** start RECORDED DATA **

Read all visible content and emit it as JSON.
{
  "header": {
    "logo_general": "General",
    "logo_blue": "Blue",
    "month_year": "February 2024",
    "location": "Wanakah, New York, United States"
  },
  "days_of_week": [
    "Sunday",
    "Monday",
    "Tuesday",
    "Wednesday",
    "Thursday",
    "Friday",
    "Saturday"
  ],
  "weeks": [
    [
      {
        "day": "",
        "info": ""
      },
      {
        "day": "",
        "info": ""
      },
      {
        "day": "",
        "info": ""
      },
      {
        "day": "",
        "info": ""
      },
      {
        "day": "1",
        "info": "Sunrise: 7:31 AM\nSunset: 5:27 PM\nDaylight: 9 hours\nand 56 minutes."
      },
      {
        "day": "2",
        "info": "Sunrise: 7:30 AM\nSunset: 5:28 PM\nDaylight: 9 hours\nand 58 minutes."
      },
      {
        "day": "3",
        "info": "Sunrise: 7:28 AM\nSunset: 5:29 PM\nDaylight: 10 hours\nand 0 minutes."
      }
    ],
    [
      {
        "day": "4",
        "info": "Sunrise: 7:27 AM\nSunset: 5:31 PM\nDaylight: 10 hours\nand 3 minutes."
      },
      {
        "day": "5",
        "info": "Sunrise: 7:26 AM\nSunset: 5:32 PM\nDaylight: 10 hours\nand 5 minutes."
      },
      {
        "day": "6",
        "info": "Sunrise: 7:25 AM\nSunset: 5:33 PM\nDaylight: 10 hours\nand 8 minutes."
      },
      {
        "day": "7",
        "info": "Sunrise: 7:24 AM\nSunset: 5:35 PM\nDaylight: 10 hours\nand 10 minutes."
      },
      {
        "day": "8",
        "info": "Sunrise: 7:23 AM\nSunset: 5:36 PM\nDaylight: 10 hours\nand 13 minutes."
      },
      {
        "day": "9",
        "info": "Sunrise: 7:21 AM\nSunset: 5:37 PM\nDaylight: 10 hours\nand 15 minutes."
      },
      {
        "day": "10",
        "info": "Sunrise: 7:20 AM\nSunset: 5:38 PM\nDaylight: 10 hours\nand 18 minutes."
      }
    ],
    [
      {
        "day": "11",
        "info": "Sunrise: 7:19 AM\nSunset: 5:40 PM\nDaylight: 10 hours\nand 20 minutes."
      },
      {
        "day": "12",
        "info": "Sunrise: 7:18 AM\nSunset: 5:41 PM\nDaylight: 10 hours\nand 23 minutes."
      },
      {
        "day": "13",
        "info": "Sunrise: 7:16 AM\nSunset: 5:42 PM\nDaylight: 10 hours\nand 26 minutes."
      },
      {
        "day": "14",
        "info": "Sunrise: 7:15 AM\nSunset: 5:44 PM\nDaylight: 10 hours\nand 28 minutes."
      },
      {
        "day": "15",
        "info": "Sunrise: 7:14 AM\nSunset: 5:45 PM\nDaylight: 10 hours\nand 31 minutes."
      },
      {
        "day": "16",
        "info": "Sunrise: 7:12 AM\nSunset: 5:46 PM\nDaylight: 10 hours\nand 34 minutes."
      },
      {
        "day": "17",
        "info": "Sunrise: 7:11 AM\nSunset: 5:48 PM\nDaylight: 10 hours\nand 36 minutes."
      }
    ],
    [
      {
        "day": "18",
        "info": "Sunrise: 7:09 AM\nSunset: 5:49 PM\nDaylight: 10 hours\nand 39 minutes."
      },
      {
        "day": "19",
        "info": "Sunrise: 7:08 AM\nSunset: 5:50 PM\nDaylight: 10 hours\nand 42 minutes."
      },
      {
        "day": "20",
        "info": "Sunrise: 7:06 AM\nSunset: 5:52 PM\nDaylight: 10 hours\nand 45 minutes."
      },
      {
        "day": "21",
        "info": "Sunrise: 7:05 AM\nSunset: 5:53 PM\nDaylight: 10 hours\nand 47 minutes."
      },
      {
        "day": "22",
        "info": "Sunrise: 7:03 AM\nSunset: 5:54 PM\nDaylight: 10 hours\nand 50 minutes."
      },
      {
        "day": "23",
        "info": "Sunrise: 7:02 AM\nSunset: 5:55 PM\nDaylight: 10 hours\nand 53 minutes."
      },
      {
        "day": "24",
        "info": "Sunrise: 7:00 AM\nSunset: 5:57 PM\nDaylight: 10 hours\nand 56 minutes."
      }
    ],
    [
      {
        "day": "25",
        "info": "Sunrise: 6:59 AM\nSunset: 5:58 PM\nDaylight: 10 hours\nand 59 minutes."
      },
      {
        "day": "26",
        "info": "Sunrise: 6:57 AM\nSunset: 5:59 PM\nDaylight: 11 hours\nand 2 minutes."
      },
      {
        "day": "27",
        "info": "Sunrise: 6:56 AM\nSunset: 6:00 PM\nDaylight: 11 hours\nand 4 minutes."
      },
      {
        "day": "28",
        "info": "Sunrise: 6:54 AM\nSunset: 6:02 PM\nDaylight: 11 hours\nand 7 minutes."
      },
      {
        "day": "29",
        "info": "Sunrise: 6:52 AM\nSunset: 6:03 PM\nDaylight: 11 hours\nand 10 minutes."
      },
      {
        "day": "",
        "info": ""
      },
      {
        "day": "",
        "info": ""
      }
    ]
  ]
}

** end RECORDED DATA **

WORK REQUIRED: Reproduce the listing shown above in its entirety, exactly.

REPLY:
Read all visible content and emit it as JSON.
{
  "header": {
    "logo_general": "General",
    "logo_blue": "Blue",
    "month_year": "February 2024",
    "location": "Wanakah, New York, United States"
  },
  "days_of_week": [
    "Sunday",
    "Monday",
    "Tuesday",
    "Wednesday",
    "Thursday",
    "Friday",
    "Saturday"
  ],
  "weeks": [
    [
      {
        "day": "",
        "info": ""
      },
      {
        "day": "",
        "info": ""
      },
      {
        "day": "",
        "info": ""
      },
      {
        "day": "",
        "info": ""
      },
      {
        "day": "1",
        "info": "Sunrise: 7:31 AM\nSunset: 5:27 PM\nDaylight: 9 hours\nand 56 minutes."
      },
      {
        "day": "2",
        "info": "Sunrise: 7:30 AM\nSunset: 5:28 PM\nDaylight: 9 hours\nand 58 minutes."
      },
      {
        "day": "3",
        "info": "Sunrise: 7:28 AM\nSunset: 5:29 PM\nDaylight: 10 hours\nand 0 minutes."
      }
    ],
    [
      {
        "day": "4",
        "info": "Sunrise: 7:27 AM\nSunset: 5:31 PM\nDaylight: 10 hours\nand 3 minutes."
      },
      {
        "day": "5",
        "info": "Sunrise: 7:26 AM\nSunset: 5:32 PM\nDaylight: 10 hours\nand 5 minutes."
      },
      {
        "day": "6",
        "info": "Sunrise: 7:25 AM\nSunset: 5:33 PM\nDaylight: 10 hours\nand 8 minutes."
      },
      {
        "day": "7",
        "info": "Sunrise: 7:24 AM\nSunset: 5:35 PM\nDaylight: 10 hours\nand 10 minutes."
      },
      {
        "day": "8",
        "info": "Sunrise: 7:23 AM\nSunset: 5:36 PM\nDaylight: 10 hours\nand 13 minutes."
      },
      {
        "day": "9",
        "info": "Sunrise: 7:21 AM\nSunset: 5:37 PM\nDaylight: 10 hours\nand 15 minutes."
      },
      {
        "day": "10",
        "info": "Sunrise: 7:20 AM\nSunset: 5:38 PM\nDaylight: 10 hours\nand 18 minutes."
      }
    ],
    [
      {
        "day": "11",
        "info": "Sunrise: 7:19 AM\nSunset: 5:40 PM\nDaylight: 10 hours\nand 20 minutes."
      },
      {
        "day": "12",
        "info": "Sunrise: 7:18 AM\nSunset: 5:41 PM\nDaylight: 10 hours\nand 23 minutes."
      },
      {
        "day": "13",
        "info": "Sunrise: 7:16 AM\nSunset: 5:42 PM\nDaylight: 10 hours\nand 26 minutes."
      },
      {
        "day": "14",
        "info": "Sunrise: 7:15 AM\nSunset: 5:44 PM\nDaylight: 10 hours\nand 28 minutes."
      },
      {
        "day": "15",
        "info": "Sunrise: 7:14 AM\nSunset: 5:45 PM\nDaylight: 10 hours\nand 31 minutes."
      },
      {
        "day": "16",
        "info": "Sunrise: 7:12 AM\nSunset: 5:46 PM\nDaylight: 10 hours\nand 34 minutes."
      },
      {
        "day": "17",
        "info": "Sunrise: 7:11 AM\nSunset: 5:48 PM\nDaylight: 10 hours\nand 36 minutes."
      }
    ],
    [
      {
        "day": "18",
        "info": "Sunrise: 7:09 AM\nSunset: 5:49 PM\nDaylight: 10 hours\nand 39 minutes."
      },
      {
        "day": "19",
        "info": "Sunrise: 7:08 AM\nSunset: 5:50 PM\nDaylight: 10 hours\nand 42 minutes."
      },
      {
        "day": "20",
        "info": "Sunrise: 7:06 AM\nSunset: 5:52 PM\nDaylight: 10 hours\nand 45 minutes."
      },
      {
        "day": "21",
        "info": "Sunrise: 7:05 AM\nSunset: 5:53 PM\nDaylight: 10 hours\nand 47 minutes."
      },
      {
        "day": "22",
        "info": "Sunrise: 7:03 AM\nSunset: 5:54 PM\nDaylight: 10 hours\nand 50 minutes."
      },
      {
        "day": "23",
        "info": "Sunrise: 7:02 AM\nSunset: 5:55 PM\nDaylight: 10 hours\nand 53 minutes."
      },
      {
        "day": "24",
        "info": "Sunrise: 7:00 AM\nSunset: 5:57 PM\nDaylight: 10 hours\nand 56 minutes."
      }
    ],
    [
      {
        "day": "25",
        "info": "Sunrise: 6:59 AM\nSunset: 5:58 PM\nDaylight: 10 hours\nand 59 minutes."
      },
      {
        "day": "26",
        "info": "Sunrise: 6:57 AM\nSunset: 5:59 PM\nDaylight: 11 hours\nand 2 minutes."
      },
      {
        "day": "27",
        "info": "Sunrise: 6:56 AM\nSunset: 6:00 PM\nDaylight: 11 hours\nand 4 minutes."
      },
      {
        "day": "28",
        "info": "Sunrise: 6:54 AM\nSunset: 6:02 PM\nDaylight: 11 hours\nand 7 minutes."
      },
      {
        "day": "29",
        "info": "Sunrise: 6:52 AM\nSunset: 6:03 PM\nDaylight: 11 hours\nand 10 minutes."
      },
      {
        "day": "",
        "info": ""
      },
      {
        "day": "",
        "info": ""
      }
    ]
  ]
}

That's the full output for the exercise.